» Request
Could you write out every entry exactly as it stands?
--- BEGIN ---
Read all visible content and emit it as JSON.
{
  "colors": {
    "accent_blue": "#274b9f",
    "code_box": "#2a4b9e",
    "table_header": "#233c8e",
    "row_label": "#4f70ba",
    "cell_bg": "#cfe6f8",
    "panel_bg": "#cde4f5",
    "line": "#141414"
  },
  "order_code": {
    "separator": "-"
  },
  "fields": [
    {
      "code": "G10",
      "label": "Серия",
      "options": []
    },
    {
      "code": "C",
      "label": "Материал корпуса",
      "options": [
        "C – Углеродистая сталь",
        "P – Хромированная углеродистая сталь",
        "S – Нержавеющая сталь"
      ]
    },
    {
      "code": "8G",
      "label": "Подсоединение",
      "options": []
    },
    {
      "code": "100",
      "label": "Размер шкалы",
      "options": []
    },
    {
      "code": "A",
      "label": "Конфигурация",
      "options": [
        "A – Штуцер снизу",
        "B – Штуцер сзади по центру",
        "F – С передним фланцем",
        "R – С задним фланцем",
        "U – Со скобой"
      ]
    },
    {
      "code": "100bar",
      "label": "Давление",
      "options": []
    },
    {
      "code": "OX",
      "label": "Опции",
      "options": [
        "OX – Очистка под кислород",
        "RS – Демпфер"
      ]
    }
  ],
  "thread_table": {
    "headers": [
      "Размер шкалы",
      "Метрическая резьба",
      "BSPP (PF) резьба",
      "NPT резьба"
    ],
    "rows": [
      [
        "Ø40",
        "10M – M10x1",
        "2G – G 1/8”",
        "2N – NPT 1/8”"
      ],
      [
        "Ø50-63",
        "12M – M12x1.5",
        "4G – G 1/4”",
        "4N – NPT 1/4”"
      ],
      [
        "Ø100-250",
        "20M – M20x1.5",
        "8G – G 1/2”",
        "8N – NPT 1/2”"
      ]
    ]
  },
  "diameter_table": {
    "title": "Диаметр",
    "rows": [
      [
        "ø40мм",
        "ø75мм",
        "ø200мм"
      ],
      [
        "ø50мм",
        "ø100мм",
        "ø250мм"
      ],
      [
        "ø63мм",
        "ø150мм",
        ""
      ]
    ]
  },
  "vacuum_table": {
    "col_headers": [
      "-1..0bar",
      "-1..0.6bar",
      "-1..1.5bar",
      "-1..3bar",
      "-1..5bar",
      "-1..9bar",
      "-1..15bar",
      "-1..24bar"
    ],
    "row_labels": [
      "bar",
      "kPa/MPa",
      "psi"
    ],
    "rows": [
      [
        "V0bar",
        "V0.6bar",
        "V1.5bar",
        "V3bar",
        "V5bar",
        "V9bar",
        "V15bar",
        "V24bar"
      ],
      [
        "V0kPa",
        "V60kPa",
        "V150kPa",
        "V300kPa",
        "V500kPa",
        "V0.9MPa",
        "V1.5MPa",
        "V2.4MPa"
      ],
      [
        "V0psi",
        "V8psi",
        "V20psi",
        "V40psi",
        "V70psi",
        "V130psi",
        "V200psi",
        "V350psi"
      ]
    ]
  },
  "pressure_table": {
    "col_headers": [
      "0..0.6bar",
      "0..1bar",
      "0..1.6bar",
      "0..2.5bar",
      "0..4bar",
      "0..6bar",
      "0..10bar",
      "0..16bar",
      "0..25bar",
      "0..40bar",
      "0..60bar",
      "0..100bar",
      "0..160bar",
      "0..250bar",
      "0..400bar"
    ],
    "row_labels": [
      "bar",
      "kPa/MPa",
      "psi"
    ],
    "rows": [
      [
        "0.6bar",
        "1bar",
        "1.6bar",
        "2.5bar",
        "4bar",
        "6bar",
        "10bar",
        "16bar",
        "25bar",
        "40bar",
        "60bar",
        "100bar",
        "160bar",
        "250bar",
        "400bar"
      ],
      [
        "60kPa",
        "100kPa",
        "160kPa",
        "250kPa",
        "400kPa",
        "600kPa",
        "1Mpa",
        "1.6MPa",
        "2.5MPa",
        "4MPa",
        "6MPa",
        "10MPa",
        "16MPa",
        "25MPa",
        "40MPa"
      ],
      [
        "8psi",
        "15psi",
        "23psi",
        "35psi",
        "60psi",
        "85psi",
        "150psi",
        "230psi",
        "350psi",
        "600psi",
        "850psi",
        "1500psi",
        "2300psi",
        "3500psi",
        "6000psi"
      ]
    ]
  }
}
--- END ---
» Answer
Read all visible content and emit it as JSON.
{
  "colors": {
    "accent_blue": "#274b9f",
    "code_box": "#2a4b9e",
    "table_header": "#233c8e",
    "row_label": "#4f70ba",
    "cell_bg": "#cfe6f8",
    "panel_bg": "#cde4f5",
    "line": "#141414"
  },
  "order_code": {
    "separator": "-"
  },
  "fields": [
    {
      "code": "G10",
      "label": "Серия",
      "options": []
    },
    {
      "code": "C",
      "label": "Материал корпуса",
      "options": [
        "C – Углеродистая сталь",
        "P – Хромированная углеродистая сталь",
        "S – Нержавеющая сталь"
      ]
    },
    {
      "code": "8G",
      "label": "Подсоединение",
      "options": []
    },
    {
      "code": "100",
      "label": "Размер шкалы",
      "options": []
    },
    {
      "code": "A",
      "label": "Конфигурация",
      "options": [
        "A – Штуцер снизу",
        "B – Штуцер сзади по центру",
        "F – С передним фланцем",
        "R – С задним фланцем",
        "U – Со скобой"
      ]
    },
    {
      "code": "100bar",
      "label": "Давление",
      "options": []
    },
    {
      "code": "OX",
      "label": "Опции",
      "options": [
        "OX – Очистка под кислород",
        "RS – Демпфер"
      ]
    }
  ],
  "thread_table": {
    "headers": [
      "Размер шкалы",
      "Метрическая резьба",
      "BSPP (PF) резьба",
      "NPT резьба"
    ],
    "rows": [
      [
        "Ø40",
        "10M – M10x1",
        "2G – G 1/8”",
        "2N – NPT 1/8”"
      ],
      [
        "Ø50-63",
        "12M – M12x1.5",
        "4G – G 1/4”",
        "4N – NPT 1/4”"
      ],
      [
        "Ø100-250",
        "20M – M20x1.5",
        "8G – G 1/2”",
        "8N – NPT 1/2”"
      ]
    ]
  },
  "diameter_table": {
    "title": "Диаметр",
    "rows": [
      [
        "ø40мм",
        "ø75мм",
        "ø200мм"
      ],
      [
        "ø50мм",
        "ø100мм",
        "ø250мм"
      ],
      [
        "ø63мм",
        "ø150мм",
        ""
      ]
    ]
  },
  "vacuum_table": {
    "col_headers": [
      "-1..0bar",
      "-1..0.6bar",
      "-1..1.5bar",
      "-1..3bar",
      "-1..5bar",
      "-1..9bar",
      "-1..15bar",
      "-1..24bar"
    ],
    "row_labels": [
      "bar",
      "kPa/MPa",
      "psi"
    ],
    "rows": [
      [
        "V0bar",
        "V0.6bar",
        "V1.5bar",
        "V3bar",
        "V5bar",
        "V9bar",
        "V15bar",
        "V24bar"
      ],
      [
        "V0kPa",
        "V60kPa",
        "V150kPa",
        "V300kPa",
        "V500kPa",
        "V0.9MPa",
        "V1.5MPa",
        "V2.4MPa"
      ],
      [
        "V0psi",
        "V8psi",
        "V20psi",
        "V40psi",
        "V70psi",
        "V130psi",
        "V200psi",
        "V350psi"
      ]
    ]
  },
  "pressure_table": {
    "col_headers": [
      "0..0.6bar",
      "0..1bar",
      "0..1.6bar",
      "0..2.5bar",
      "0..4bar",
      "0..6bar",
      "0..10bar",
      "0..16bar",
      "0..25bar",
      "0..40bar",
      "0..60bar",
      "0..100bar",
      "0..160bar",
      "0..250bar",
      "0..400bar"
    ],
    "row_labels": [
      "bar",
      "kPa/MPa",
      "psi"
    ],
    "rows": [
      [
        "0.6bar",
        "1bar",
        "1.6bar",
        "2.5bar",
        "4bar",
        "6bar",
        "10bar",
        "16bar",
        "25bar",
        "40bar",
        "60bar",
        "100bar",
        "160bar",
        "250bar",
        "400bar"
      ],
      [
        "60kPa",
        "100kPa",
        "160kPa",
        "250kPa",
        "400kPa",
        "600kPa",
        "1Mpa",
        "1.6MPa",
        "2.5MPa",
        "4MPa",
        "6MPa",
        "10MPa",
        "16MPa",
        "25MPa",
        "40MPa"
      ],
      [
        "8psi",
        "15psi",
        "23psi",
        "35psi",
        "60psi",
        "85psi",
        "150psi",
        "230psi",
        "350psi",
        "600psi",
        "850psi",
        "1500psi",
        "2300psi",
        "3500psi",
        "6000psi"
      ]
    ]
  }
}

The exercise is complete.